**Problem requirements:** Gather every line holding the string "imprisonment".

[Saved entries]
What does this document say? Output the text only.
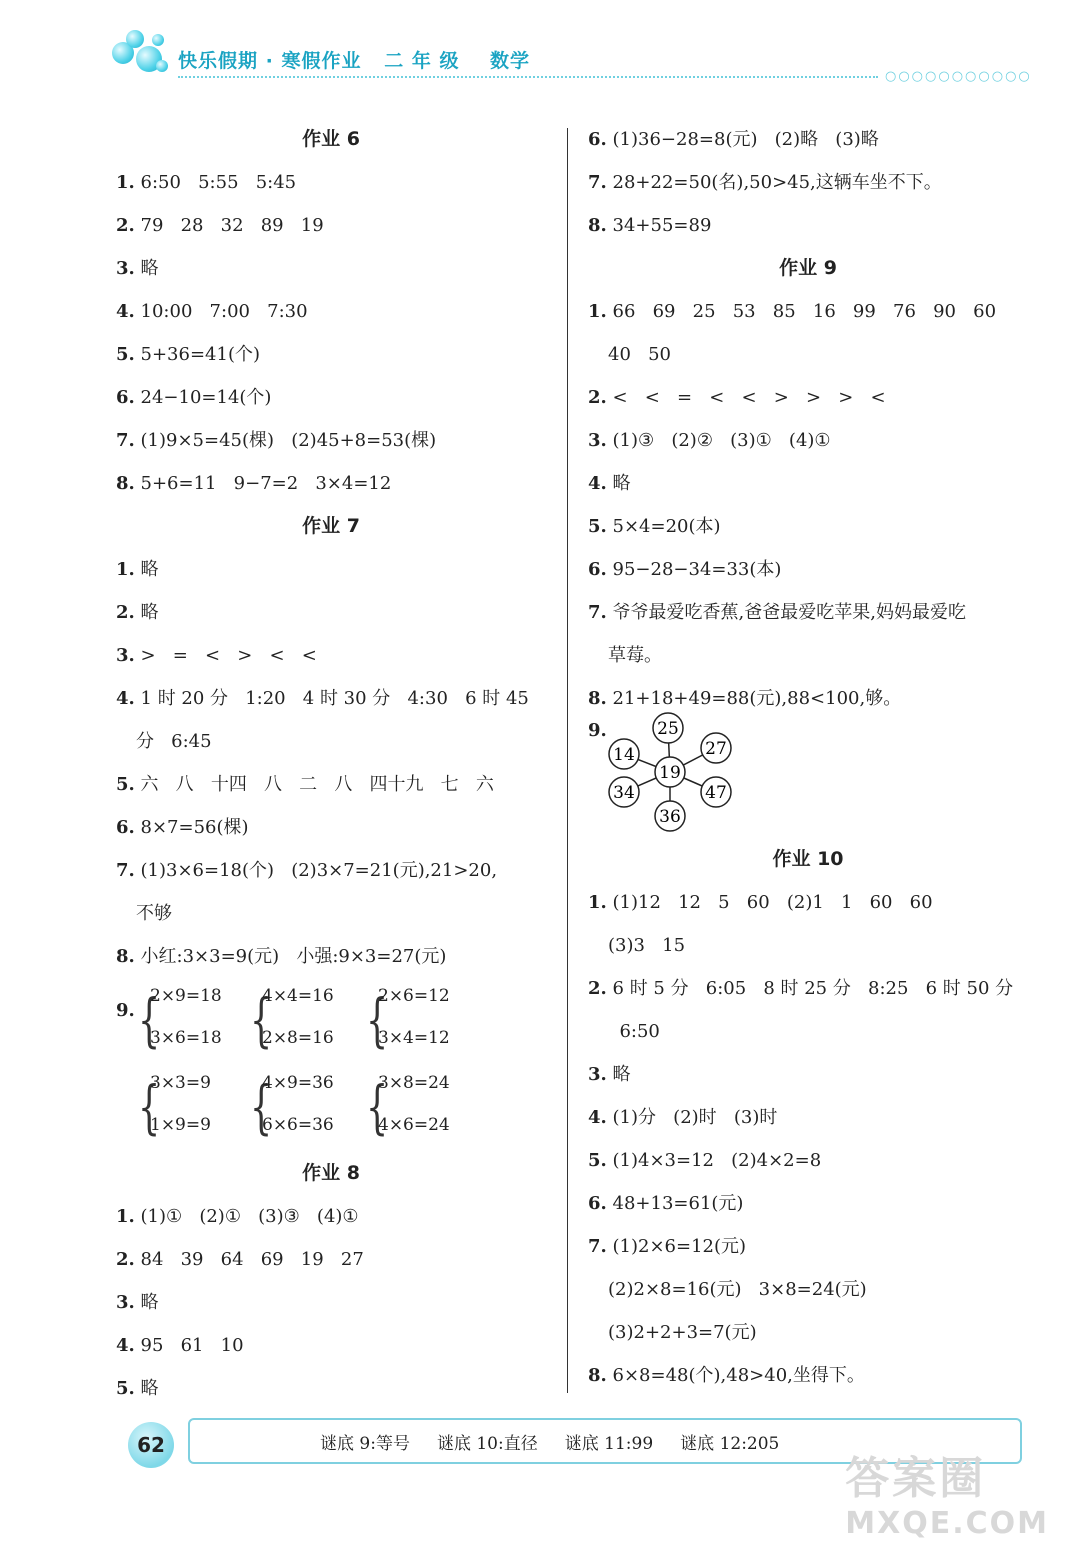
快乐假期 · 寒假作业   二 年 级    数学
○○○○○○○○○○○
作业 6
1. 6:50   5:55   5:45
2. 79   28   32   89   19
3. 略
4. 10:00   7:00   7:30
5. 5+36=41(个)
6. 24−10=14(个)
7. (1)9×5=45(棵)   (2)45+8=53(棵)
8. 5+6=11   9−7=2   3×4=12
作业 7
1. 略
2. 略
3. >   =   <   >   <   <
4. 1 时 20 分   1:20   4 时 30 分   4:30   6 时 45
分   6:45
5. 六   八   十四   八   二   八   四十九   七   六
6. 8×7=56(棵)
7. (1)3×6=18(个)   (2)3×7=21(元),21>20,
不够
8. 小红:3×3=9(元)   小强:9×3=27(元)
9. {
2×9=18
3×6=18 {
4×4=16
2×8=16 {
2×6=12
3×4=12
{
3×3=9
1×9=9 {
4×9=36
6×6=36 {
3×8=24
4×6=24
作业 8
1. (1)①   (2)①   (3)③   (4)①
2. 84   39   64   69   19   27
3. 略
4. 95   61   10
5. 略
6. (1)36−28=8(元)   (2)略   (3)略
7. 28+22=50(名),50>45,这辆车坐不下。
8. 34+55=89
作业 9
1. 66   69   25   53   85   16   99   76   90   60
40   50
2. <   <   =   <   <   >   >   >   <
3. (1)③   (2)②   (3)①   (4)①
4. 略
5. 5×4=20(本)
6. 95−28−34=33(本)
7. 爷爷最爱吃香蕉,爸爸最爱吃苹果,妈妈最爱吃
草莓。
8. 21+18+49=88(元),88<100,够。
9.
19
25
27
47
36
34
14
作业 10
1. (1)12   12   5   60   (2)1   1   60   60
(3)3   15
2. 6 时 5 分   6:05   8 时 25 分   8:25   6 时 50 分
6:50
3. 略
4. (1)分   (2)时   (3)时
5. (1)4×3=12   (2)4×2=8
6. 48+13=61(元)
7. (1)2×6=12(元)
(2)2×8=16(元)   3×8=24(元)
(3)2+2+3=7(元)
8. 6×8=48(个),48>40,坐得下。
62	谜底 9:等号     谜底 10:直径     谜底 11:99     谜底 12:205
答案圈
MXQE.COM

--

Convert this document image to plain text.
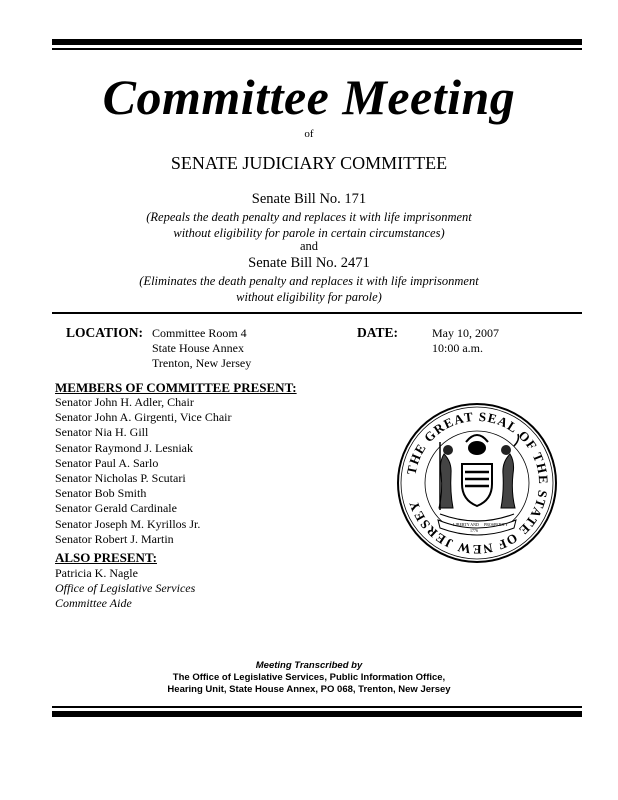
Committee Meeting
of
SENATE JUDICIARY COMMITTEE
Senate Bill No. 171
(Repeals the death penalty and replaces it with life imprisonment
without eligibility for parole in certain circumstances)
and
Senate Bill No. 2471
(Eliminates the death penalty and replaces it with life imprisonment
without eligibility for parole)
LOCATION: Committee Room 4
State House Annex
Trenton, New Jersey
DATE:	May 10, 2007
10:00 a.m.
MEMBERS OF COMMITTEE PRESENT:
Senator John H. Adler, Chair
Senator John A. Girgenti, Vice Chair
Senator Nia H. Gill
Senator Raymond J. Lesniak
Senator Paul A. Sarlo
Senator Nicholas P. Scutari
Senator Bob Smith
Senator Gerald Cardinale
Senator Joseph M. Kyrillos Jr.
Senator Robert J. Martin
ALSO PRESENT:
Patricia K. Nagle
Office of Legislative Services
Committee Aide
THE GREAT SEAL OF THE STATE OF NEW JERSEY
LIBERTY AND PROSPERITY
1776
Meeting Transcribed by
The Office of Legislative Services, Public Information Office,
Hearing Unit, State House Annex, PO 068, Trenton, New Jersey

==

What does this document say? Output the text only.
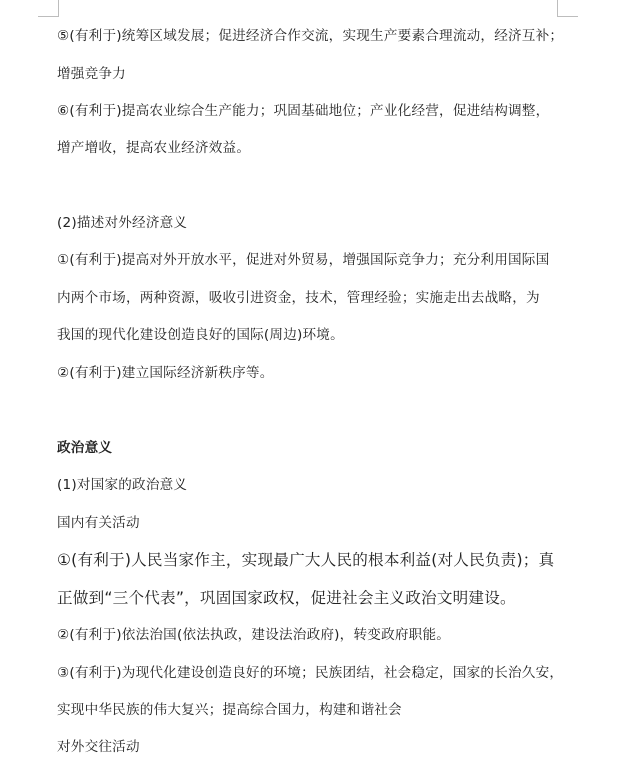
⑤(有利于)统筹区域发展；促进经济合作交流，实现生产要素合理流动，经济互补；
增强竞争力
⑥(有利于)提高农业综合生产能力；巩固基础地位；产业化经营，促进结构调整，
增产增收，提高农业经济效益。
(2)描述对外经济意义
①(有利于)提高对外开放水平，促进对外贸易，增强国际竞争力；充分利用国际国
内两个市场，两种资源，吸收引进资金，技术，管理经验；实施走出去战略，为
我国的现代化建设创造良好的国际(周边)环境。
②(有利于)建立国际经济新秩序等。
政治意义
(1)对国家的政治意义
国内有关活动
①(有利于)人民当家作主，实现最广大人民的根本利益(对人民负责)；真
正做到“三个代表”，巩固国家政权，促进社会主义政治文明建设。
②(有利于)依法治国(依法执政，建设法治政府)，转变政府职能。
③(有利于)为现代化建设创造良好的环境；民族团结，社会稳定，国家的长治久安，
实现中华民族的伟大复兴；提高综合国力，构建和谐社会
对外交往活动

**Solution below:**
(Repeals the death penalty and replaces it with life imprisonment
(Eliminates the death penalty and replaces it with life imprisonment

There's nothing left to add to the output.